- _Doel_
Tel in de vermeldingen hieronder hoeveel regels de tekenreeks "stat" bevatten. Geef alleen dat getal.

========================================

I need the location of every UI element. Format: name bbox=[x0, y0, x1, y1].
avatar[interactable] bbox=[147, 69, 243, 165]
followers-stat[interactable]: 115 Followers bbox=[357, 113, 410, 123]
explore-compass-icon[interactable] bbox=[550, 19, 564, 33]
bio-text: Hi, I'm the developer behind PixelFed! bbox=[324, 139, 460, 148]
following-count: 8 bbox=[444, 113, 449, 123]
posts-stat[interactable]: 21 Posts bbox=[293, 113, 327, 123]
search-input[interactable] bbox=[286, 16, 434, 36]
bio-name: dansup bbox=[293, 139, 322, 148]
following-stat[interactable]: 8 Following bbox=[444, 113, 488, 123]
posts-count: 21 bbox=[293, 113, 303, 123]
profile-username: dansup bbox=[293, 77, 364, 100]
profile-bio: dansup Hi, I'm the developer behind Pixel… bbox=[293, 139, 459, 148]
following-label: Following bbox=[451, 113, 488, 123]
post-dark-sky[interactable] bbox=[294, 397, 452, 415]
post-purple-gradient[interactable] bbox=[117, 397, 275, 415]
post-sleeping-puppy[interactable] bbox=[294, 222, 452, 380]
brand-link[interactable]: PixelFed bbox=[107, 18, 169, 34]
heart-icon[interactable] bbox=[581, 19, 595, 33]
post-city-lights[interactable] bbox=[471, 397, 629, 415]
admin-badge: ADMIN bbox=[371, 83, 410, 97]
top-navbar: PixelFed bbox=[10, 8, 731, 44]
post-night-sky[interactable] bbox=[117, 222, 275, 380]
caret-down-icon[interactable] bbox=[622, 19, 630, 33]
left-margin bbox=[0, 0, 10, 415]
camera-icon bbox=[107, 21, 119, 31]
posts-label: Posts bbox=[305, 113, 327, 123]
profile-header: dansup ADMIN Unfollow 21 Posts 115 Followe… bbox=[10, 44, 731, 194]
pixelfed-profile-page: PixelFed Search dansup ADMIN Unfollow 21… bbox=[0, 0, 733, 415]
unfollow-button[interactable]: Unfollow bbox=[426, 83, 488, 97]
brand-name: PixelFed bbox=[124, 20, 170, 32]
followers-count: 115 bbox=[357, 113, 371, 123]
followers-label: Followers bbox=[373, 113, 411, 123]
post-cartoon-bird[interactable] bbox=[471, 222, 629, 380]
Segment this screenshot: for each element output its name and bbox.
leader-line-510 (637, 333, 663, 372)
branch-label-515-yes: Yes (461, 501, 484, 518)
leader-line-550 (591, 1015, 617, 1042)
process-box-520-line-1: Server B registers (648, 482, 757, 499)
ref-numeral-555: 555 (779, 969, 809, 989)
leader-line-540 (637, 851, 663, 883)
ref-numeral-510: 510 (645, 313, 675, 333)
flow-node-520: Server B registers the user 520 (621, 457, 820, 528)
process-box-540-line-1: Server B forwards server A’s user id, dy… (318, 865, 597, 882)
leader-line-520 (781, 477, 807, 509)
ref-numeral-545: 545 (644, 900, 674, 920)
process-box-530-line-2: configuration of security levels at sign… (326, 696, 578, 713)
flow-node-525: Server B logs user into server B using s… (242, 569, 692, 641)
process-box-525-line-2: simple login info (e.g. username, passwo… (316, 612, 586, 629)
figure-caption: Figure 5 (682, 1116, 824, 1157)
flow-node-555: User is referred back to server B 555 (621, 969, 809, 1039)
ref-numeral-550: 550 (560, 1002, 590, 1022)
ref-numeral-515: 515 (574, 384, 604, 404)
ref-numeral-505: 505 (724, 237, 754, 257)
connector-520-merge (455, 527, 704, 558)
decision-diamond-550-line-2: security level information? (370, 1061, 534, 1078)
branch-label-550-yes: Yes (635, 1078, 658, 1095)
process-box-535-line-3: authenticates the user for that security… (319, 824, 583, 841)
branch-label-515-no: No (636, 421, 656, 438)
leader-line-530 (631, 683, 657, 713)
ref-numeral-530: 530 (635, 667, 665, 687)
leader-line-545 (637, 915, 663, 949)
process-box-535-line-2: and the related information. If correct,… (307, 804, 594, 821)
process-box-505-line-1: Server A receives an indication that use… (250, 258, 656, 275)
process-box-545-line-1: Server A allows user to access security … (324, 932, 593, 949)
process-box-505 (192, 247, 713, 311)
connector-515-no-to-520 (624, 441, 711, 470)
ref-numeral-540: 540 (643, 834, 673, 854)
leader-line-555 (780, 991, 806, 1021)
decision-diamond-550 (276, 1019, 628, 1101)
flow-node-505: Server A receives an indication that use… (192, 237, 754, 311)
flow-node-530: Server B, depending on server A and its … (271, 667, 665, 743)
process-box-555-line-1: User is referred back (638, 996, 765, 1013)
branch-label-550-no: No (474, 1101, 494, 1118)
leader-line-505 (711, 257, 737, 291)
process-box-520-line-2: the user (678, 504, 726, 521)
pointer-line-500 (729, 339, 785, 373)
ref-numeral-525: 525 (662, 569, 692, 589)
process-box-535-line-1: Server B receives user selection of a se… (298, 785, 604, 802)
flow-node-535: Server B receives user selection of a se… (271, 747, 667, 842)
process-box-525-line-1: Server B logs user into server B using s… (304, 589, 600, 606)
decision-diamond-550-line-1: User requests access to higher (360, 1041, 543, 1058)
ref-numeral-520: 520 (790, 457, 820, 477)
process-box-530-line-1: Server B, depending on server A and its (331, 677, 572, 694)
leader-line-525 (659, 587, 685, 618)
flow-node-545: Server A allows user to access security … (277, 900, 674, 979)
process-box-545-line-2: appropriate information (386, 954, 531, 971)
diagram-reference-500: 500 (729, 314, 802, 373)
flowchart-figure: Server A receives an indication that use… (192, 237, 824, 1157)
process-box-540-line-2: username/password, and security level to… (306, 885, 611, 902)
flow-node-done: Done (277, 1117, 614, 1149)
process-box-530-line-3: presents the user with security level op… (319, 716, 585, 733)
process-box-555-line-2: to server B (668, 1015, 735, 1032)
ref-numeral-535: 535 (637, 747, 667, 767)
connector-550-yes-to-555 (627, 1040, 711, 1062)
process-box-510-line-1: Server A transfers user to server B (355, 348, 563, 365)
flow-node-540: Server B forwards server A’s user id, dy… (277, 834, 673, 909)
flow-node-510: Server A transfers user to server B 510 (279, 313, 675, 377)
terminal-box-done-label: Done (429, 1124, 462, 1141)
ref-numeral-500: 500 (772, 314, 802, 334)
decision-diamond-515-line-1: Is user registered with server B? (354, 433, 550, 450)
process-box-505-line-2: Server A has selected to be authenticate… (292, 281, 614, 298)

========================================

- _Volledige uitvoer_
3